:: Image layout annotations ::
-------
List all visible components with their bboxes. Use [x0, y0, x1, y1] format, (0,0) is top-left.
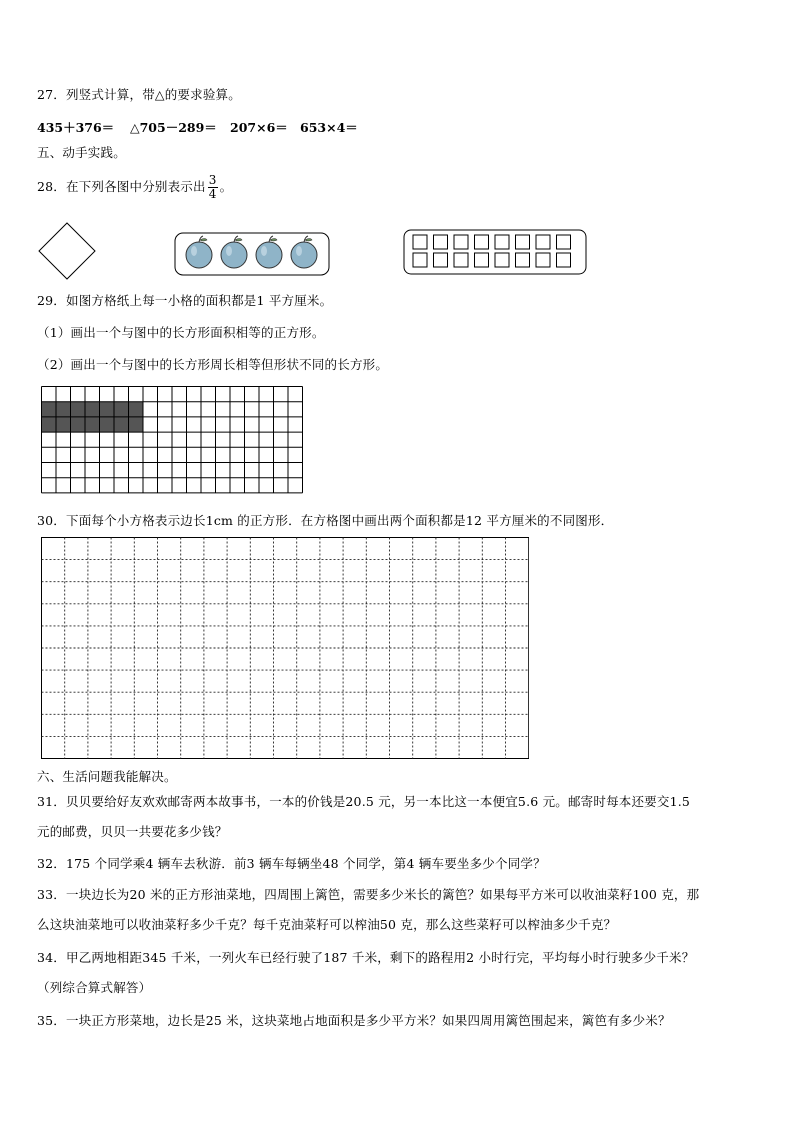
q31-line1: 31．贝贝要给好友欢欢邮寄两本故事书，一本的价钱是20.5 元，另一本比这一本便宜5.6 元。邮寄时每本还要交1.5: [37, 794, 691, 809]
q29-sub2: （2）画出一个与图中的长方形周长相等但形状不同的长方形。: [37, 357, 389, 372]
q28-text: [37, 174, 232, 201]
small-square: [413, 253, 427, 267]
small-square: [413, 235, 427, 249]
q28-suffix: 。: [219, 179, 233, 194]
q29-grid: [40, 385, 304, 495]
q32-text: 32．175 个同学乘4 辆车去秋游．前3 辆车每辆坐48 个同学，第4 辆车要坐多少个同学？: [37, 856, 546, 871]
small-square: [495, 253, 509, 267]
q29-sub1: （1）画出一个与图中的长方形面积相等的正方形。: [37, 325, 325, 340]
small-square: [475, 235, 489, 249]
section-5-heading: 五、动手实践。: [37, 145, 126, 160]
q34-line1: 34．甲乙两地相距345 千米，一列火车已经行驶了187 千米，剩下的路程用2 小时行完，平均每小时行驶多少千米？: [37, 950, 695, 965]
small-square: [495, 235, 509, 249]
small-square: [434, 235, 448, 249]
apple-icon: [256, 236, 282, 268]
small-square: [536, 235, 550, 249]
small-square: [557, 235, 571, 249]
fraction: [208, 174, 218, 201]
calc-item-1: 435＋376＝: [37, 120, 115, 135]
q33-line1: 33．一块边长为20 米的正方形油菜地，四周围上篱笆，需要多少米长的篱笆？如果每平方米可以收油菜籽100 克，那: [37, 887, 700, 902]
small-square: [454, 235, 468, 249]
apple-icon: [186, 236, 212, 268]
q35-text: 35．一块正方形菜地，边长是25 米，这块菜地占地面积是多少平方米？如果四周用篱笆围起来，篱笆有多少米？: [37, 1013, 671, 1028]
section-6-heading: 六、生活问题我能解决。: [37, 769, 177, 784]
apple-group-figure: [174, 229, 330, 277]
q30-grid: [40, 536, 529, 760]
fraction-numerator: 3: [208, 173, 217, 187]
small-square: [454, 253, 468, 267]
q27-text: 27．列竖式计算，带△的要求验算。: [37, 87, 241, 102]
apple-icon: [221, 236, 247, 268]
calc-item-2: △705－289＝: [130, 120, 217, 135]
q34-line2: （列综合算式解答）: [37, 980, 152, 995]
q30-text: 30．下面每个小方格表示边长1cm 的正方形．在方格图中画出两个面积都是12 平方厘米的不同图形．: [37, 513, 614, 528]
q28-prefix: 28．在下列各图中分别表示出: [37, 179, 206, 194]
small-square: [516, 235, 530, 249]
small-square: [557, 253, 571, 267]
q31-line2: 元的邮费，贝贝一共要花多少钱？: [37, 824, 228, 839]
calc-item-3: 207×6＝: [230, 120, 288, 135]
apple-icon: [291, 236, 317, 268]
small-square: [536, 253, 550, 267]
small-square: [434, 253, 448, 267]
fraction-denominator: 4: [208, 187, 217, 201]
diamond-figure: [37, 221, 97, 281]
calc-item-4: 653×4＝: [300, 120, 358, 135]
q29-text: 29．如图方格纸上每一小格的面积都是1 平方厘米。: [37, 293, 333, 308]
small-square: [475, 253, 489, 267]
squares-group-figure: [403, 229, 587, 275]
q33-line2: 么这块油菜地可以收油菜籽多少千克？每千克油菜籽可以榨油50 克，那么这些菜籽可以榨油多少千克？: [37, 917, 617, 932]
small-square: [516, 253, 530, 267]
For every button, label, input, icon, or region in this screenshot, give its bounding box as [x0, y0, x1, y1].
-------
:: What you are asked to do ::
Arrange every line of the items above into a single numbered list, omitting blank lines and leaving out the pictures.

:: Problem solution ::
1. List all visible components with their bboxes. Use [x0, y0, x1, y1] format, (0,0) is top-left.
2. q31-line1: 31．贝贝要给好友欢欢邮寄两本故事书，一本的价钱是20.5 元，另一本比这一本便宜5.6 元。邮寄时每本还要交1.5: [37, 794, 691, 809]
3. q29-sub2: （2）画出一个与图中的长方形周长相等但形状不同的长方形。: [37, 357, 389, 372]
4. q28-text: [37, 174, 232, 201]
5. small-square: [413, 253, 427, 267]
6. small-square: [413, 235, 427, 249]
7. q28-suffix: 。: [219, 179, 233, 194]
8. q29-grid: [40, 385, 304, 495]
9. q32-text: 32．175 个同学乘4 辆车去秋游．前3 辆车每辆坐48 个同学，第4 辆车要坐多少个同学？: [37, 856, 546, 871]
10. small-square: [495, 253, 509, 267]
11. q29-sub1: （1）画出一个与图中的长方形面积相等的正方形。: [37, 325, 325, 340]
12. small-square: [475, 235, 489, 249]
13. section-5-heading: 五、动手实践。: [37, 145, 126, 160]
14. q34-line1: 34．甲乙两地相距345 千米，一列火车已经行驶了187 千米，剩下的路程用2 小时行完，平均每小时行驶多少千米？: [37, 950, 695, 965]
15. small-square: [495, 235, 509, 249]
16. small-square: [434, 235, 448, 249]
17. apple-icon: [256, 236, 282, 268]
18. small-square: [536, 235, 550, 249]
19. small-square: [557, 235, 571, 249]
20. fraction: [208, 174, 218, 201]
21. calc-item-1: 435＋376＝: [37, 120, 115, 135]
22. q33-line1: 33．一块边长为20 米的正方形油菜地，四周围上篱笆，需要多少米长的篱笆？如果每平方米可以收油菜籽100 克，那: [37, 887, 700, 902]
23. small-square: [454, 235, 468, 249]
24. apple-icon: [186, 236, 212, 268]
25. q35-text: 35．一块正方形菜地，边长是25 米，这块菜地占地面积是多少平方米？如果四周用篱笆围起来，篱笆有多少米？: [37, 1013, 671, 1028]
26. section-6-heading: 六、生活问题我能解决。: [37, 769, 177, 784]
27. apple-group-figure: [174, 229, 330, 277]
28. q30-grid: [40, 536, 529, 760]
29. fraction-numerator: 3: [208, 173, 217, 187]
30. small-square: [454, 253, 468, 267]
31. q27-text: 27．列竖式计算，带△的要求验算。: [37, 87, 241, 102]
32. apple-icon: [221, 236, 247, 268]
33. calc-item-2: △705－289＝: [130, 120, 217, 135]
34. q34-line2: （列综合算式解答）: [37, 980, 152, 995]
35. q30-text: 30．下面每个小方格表示边长1cm 的正方形．在方格图中画出两个面积都是12 平方厘米的不同图形．: [37, 513, 614, 528]
36. q28-prefix: 28．在下列各图中分别表示出: [37, 179, 206, 194]
37. small-square: [516, 235, 530, 249]
38. small-square: [557, 253, 571, 267]
39. q31-line2: 元的邮费，贝贝一共要花多少钱？: [37, 824, 228, 839]
40. calc-item-3: 207×6＝: [230, 120, 288, 135]
41. apple-icon: [291, 236, 317, 268]
42. small-square: [536, 253, 550, 267]
43. small-square: [434, 253, 448, 267]
44. fraction-denominator: 4: [208, 187, 217, 201]
45. diamond-figure: [37, 221, 97, 281]
46. calc-item-4: 653×4＝: [300, 120, 358, 135]
47. q29-text: 29．如图方格纸上每一小格的面积都是1 平方厘米。: [37, 293, 333, 308]
48. small-square: [475, 253, 489, 267]
49. squares-group-figure: [403, 229, 587, 275]
50. q33-line2: 么这块油菜地可以收油菜籽多少千克？每千克油菜籽可以榨油50 克，那么这些菜籽可以榨油多少千克？: [37, 917, 617, 932]
51. small-square: [516, 253, 530, 267]
52. For every button, label, input, icon, or region in this screenshot, give its bounding box as [x0, y0, x1, y1].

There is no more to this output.